***** Provided information *****

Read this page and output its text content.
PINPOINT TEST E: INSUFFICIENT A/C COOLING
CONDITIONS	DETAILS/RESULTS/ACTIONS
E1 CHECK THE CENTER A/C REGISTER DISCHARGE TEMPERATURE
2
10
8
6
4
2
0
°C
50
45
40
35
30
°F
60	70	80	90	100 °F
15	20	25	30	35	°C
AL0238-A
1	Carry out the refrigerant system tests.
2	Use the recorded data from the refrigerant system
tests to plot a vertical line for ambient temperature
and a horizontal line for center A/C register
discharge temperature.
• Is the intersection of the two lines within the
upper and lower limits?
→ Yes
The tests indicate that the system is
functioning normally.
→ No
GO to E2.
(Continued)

*****

§ Instructions to follow
Go through the records above and set each one down exactly, please.

§ Written answer
Read this page and output its text content.
PINPOINT TEST E: INSUFFICIENT A/C COOLING
CONDITIONS	DETAILS/RESULTS/ACTIONS
E1 CHECK THE CENTER A/C REGISTER DISCHARGE TEMPERATURE
2
10
8
6
4
2
0
°C
50
45
40
35
30
°F
60	70	80	90	100 °F
15	20	25	30	35	°C
AL0238-A
1	Carry out the refrigerant system tests.
2	Use the recorded data from the refrigerant system
tests to plot a vertical line for ambient temperature
and a horizontal line for center A/C register
discharge temperature.
• Is the intersection of the two lines within the
upper and lower limits?
→ Yes
The tests indicate that the system is
functioning normally.
→ No
GO to E2.
(Continued)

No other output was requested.